Objective: Find each line containing the string "Ancient". Copy it.
Start Recorded information
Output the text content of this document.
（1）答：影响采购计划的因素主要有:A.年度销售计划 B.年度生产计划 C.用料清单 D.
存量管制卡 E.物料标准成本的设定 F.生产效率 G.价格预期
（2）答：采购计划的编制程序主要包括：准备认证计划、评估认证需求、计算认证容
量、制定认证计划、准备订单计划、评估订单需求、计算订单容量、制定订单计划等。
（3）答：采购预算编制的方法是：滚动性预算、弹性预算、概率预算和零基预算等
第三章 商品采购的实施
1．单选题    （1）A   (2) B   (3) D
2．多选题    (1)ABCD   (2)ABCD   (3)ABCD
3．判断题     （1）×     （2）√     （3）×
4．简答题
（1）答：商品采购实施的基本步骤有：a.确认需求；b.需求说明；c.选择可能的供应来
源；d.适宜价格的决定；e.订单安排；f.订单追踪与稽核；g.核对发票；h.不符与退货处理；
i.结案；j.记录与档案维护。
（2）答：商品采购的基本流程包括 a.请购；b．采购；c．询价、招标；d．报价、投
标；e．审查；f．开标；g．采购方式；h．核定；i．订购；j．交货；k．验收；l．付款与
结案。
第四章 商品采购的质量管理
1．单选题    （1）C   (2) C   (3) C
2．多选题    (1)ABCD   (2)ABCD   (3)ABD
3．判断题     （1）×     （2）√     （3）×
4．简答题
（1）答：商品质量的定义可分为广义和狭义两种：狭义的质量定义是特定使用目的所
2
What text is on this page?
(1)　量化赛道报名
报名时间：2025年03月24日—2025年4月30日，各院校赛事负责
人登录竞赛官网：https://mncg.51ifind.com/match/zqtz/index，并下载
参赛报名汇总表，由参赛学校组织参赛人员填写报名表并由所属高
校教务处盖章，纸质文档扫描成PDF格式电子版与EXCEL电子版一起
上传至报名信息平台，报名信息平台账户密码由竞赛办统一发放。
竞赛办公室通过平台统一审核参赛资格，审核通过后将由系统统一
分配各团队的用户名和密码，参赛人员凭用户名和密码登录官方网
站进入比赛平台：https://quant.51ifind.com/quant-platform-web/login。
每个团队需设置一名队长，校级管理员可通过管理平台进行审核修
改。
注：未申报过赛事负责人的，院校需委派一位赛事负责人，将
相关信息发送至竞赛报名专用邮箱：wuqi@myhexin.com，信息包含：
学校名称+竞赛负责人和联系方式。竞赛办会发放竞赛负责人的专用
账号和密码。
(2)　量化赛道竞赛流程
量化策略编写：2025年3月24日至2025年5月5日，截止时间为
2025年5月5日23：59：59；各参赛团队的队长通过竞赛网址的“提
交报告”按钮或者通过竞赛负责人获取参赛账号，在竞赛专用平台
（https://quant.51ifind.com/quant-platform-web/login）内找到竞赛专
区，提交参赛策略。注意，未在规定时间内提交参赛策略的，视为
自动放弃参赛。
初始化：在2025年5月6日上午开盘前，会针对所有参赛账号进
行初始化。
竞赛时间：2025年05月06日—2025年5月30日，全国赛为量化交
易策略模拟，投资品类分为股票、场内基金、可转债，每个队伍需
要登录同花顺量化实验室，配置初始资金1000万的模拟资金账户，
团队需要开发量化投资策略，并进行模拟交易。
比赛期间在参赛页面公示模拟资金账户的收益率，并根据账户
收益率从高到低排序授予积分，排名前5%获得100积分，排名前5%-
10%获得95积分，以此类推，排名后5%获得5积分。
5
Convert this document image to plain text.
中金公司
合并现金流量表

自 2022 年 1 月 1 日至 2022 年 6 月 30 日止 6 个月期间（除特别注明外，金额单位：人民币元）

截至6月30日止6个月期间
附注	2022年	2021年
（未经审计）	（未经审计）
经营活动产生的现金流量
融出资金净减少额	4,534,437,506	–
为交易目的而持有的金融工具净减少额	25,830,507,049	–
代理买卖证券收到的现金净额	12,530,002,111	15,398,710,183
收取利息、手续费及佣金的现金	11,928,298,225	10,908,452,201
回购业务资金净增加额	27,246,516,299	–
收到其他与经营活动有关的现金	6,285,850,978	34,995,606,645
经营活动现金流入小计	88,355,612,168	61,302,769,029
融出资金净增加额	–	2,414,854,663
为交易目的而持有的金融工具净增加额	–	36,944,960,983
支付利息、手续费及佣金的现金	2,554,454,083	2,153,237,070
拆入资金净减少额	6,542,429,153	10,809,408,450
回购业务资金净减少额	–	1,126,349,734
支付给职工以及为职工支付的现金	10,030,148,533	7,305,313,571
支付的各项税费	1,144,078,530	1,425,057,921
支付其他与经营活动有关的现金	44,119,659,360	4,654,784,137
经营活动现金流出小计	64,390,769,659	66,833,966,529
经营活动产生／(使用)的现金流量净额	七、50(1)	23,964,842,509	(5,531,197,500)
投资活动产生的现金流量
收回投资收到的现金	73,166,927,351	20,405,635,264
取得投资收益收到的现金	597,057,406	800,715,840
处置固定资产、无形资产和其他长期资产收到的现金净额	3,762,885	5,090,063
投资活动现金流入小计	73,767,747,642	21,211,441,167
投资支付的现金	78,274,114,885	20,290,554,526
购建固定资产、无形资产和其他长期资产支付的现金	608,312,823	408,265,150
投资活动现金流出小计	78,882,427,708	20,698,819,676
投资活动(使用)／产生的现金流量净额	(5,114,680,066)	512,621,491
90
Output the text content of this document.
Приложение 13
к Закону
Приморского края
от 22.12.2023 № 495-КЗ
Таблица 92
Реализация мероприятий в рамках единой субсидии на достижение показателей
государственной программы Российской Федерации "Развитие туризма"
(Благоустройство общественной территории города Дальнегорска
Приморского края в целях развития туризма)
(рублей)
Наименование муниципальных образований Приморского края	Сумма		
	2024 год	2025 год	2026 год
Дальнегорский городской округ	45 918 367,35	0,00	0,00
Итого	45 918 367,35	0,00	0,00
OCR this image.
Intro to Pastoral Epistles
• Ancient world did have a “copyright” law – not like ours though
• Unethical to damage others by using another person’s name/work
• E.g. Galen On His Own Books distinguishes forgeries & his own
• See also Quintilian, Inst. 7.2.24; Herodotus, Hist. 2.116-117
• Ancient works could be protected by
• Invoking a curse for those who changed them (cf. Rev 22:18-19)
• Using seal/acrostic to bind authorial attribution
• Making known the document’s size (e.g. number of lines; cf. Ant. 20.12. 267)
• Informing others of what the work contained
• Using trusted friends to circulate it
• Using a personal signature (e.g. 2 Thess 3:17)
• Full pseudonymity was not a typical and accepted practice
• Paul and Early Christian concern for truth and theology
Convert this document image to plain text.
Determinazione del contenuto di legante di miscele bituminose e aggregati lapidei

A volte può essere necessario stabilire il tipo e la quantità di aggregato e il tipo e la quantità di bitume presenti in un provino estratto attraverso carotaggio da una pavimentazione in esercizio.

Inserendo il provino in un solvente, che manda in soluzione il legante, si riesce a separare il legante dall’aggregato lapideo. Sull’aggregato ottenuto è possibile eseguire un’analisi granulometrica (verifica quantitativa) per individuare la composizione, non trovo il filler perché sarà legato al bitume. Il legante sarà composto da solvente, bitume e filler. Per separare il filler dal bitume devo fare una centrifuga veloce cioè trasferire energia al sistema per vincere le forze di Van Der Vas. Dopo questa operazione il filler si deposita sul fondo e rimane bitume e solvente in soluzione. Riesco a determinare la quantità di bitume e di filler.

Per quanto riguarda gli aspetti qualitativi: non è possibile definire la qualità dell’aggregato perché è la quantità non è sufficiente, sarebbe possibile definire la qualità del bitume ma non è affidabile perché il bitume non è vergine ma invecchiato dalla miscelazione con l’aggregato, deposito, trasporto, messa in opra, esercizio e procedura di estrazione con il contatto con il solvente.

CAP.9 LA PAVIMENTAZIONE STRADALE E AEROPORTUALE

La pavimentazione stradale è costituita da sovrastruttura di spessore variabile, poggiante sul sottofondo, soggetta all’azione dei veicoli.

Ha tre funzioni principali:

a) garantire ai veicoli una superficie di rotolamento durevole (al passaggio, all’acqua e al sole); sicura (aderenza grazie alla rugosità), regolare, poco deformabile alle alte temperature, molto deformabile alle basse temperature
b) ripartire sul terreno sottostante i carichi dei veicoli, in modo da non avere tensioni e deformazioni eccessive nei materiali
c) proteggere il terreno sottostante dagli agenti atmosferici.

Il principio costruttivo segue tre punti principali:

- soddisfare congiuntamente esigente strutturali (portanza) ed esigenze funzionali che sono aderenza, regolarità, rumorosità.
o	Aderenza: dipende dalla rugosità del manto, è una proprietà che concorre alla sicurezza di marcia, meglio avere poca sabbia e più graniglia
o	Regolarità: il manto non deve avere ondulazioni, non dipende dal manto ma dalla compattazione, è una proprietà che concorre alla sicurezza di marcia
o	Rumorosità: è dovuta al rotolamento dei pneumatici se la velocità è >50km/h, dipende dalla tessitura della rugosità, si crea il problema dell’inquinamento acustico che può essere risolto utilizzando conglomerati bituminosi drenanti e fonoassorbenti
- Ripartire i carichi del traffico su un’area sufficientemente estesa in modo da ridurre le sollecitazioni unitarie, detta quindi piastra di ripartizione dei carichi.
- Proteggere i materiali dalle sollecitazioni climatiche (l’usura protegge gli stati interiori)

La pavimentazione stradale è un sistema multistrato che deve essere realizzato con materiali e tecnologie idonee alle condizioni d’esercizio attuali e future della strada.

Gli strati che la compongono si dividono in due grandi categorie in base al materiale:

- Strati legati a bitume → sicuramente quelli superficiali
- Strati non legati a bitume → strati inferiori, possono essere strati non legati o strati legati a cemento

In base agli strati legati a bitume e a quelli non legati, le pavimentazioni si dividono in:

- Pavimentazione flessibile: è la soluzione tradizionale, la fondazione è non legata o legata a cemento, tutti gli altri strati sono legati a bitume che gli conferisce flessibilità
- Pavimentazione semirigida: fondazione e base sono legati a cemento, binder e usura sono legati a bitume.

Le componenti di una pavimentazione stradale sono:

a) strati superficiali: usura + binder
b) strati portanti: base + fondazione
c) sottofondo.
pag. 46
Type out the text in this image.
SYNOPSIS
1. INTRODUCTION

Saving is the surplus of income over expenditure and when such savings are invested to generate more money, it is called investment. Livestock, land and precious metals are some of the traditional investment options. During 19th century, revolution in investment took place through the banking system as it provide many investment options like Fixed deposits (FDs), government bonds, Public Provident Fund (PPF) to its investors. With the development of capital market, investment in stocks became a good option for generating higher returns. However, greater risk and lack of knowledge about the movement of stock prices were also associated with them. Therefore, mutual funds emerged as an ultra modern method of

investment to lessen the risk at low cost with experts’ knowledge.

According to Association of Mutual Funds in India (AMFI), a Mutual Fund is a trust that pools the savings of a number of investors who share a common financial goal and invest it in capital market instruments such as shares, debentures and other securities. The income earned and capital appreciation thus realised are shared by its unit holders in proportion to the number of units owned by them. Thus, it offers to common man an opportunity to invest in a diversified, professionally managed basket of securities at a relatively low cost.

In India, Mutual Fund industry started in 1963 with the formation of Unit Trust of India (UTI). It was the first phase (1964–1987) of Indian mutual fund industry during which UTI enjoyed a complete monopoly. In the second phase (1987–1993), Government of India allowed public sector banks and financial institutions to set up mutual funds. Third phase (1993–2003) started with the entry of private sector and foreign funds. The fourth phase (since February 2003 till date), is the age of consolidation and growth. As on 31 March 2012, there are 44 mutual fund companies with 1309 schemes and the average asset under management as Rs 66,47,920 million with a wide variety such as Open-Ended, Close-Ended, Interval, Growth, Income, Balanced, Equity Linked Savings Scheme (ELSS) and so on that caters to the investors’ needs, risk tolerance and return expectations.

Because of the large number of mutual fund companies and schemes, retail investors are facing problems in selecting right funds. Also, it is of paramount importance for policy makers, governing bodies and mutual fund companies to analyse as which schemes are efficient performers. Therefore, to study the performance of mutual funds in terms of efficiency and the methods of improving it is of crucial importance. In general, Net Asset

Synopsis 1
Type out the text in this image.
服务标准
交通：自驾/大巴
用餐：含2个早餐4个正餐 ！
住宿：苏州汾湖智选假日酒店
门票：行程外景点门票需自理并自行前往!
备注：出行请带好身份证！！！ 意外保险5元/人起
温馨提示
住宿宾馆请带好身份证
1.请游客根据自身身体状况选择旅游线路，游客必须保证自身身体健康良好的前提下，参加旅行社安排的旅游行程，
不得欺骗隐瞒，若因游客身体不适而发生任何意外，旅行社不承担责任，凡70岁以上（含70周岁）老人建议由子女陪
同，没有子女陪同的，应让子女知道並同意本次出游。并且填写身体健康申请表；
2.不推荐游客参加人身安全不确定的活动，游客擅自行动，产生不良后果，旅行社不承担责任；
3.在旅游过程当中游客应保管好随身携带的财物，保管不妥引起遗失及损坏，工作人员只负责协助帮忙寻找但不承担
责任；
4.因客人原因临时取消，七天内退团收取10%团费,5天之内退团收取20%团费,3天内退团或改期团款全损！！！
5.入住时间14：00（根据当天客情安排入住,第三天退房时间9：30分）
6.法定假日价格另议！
End Recorded information
Solution for this task:
• Ancient world did have a “copyright” law – not like ours though
• Ancient works could be protected by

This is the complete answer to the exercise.